■ TASK PROMPT:
From the entries, copy every line that carries the string "Objektivs".

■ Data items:
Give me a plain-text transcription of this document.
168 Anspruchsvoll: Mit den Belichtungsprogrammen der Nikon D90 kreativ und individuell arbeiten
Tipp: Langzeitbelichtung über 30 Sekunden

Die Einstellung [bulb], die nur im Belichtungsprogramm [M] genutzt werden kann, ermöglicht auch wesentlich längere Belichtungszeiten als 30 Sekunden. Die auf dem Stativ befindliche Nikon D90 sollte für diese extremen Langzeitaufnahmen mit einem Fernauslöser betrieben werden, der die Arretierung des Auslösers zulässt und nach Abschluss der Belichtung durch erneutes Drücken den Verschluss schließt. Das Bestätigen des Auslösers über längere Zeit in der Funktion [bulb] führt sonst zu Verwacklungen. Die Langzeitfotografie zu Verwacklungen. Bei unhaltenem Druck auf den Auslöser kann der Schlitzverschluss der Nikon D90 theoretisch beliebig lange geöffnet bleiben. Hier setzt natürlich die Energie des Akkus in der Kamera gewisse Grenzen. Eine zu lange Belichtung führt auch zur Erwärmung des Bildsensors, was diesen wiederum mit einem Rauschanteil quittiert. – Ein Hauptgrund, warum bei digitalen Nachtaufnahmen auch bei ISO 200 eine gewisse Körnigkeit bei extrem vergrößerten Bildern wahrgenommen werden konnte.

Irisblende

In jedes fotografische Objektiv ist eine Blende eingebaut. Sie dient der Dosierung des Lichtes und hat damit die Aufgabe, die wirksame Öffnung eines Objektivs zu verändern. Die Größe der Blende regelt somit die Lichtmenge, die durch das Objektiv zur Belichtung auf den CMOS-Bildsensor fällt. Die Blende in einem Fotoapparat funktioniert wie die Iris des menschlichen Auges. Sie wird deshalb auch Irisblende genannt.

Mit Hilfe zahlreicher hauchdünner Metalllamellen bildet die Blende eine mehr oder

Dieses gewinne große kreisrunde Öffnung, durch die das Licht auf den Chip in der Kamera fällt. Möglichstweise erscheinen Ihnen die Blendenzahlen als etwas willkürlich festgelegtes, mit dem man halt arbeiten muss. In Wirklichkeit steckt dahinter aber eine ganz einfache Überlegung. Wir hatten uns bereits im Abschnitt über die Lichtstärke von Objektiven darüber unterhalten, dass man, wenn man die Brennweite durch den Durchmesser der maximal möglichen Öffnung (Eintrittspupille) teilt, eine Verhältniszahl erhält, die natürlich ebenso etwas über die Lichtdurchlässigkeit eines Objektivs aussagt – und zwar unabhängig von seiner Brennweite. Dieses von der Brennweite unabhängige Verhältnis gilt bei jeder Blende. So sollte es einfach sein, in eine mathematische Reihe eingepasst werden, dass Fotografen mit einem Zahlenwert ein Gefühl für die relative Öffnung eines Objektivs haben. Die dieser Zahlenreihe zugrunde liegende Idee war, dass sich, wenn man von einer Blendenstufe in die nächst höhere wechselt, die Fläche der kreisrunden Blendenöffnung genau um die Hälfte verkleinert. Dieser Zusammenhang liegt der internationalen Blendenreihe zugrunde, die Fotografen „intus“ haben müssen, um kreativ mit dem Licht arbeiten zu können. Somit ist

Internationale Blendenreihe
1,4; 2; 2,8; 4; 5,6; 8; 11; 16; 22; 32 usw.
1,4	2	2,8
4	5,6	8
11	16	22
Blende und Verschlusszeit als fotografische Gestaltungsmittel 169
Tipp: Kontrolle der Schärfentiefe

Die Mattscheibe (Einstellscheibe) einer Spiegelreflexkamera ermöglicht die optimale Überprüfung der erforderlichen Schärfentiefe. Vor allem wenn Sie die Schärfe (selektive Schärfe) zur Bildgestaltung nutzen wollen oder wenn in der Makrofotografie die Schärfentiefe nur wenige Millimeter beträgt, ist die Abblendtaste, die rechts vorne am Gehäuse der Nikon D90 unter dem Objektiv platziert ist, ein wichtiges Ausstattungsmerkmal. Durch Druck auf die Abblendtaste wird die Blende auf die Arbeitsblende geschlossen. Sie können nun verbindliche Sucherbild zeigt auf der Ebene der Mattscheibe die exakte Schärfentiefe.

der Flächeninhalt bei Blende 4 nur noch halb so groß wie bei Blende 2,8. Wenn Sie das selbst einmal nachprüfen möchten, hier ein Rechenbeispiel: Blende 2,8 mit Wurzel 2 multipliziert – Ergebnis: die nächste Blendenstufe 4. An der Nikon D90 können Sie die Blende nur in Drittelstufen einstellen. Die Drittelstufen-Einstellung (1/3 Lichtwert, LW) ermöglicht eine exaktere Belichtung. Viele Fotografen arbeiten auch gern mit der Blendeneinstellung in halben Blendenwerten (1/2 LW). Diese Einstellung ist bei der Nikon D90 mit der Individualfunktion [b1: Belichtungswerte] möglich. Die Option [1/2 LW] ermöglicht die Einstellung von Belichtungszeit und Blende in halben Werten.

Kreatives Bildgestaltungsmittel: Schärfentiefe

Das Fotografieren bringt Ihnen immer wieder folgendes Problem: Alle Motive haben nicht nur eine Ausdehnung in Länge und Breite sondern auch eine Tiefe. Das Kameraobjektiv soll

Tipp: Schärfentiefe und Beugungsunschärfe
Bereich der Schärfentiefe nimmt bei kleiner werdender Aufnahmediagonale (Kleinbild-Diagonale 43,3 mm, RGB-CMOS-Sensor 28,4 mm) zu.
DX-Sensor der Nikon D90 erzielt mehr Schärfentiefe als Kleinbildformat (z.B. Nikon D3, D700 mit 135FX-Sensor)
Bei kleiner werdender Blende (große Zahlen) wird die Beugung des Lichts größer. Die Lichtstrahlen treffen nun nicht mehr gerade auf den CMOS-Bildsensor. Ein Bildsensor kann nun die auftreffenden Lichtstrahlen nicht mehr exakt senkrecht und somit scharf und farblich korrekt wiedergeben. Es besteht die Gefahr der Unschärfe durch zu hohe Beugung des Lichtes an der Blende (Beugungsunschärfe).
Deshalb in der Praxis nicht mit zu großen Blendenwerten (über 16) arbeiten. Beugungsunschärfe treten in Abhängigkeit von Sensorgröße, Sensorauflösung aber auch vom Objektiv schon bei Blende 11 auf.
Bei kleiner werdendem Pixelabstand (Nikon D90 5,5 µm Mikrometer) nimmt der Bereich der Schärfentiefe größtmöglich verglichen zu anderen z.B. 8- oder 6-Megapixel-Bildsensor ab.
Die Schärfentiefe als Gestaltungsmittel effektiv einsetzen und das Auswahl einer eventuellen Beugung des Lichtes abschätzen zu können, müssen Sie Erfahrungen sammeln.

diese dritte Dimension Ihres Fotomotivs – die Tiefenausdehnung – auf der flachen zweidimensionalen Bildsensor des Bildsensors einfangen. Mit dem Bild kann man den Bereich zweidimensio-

■ SOLVED EXERCISE:
In jedes fotografische Objektiv ist eine Blende eingebaut. Sie dient der Dosierung des Lichtes und hat damit die Aufgabe, die wirksame Öffnung eines Objektivs zu verändern. Die Größe der Blende regelt somit die Lichtmenge, die durch das Objektiv zur Belichtung auf den CMOS-Bildsensor fällt. Die Blende in einem Fotoapparat funktioniert wie die Iris des menschlichen Auges. Sie wird deshalb auch Irisblende genannt.
Dieses gewinne große kreisrunde Öffnung, durch die das Licht auf den Chip in der Kamera fällt. Möglichstweise erscheinen Ihnen die Blendenzahlen als etwas willkürlich festgelegtes, mit dem man halt arbeiten muss. In Wirklichkeit steckt dahinter aber eine ganz einfache Überlegung. Wir hatten uns bereits im Abschnitt über die Lichtstärke von Objektiven darüber unterhalten, dass man, wenn man die Brennweite durch den Durchmesser der maximal möglichen Öffnung (Eintrittspupille) teilt, eine Verhältniszahl erhält, die natürlich ebenso etwas über die Lichtdurchlässigkeit eines Objektivs aussagt – und zwar unabhängig von seiner Brennweite. Dieses von der Brennweite unabhängige Verhältnis gilt bei jeder Blende. So sollte es einfach sein, in eine mathematische Reihe eingepasst werden, dass Fotografen mit einem Zahlenwert ein Gefühl für die relative Öffnung eines Objektivs haben. Die dieser Zahlenreihe zugrunde liegende Idee war, dass sich, wenn man von einer Blendenstufe in die nächst höhere wechselt, die Fläche der kreisrunden Blendenöffnung genau um die Hälfte verkleinert. Dieser Zusammenhang liegt der internationalen Blendenreihe zugrunde, die Fotografen „intus“ haben müssen, um kreativ mit dem Licht arbeiten zu können. Somit ist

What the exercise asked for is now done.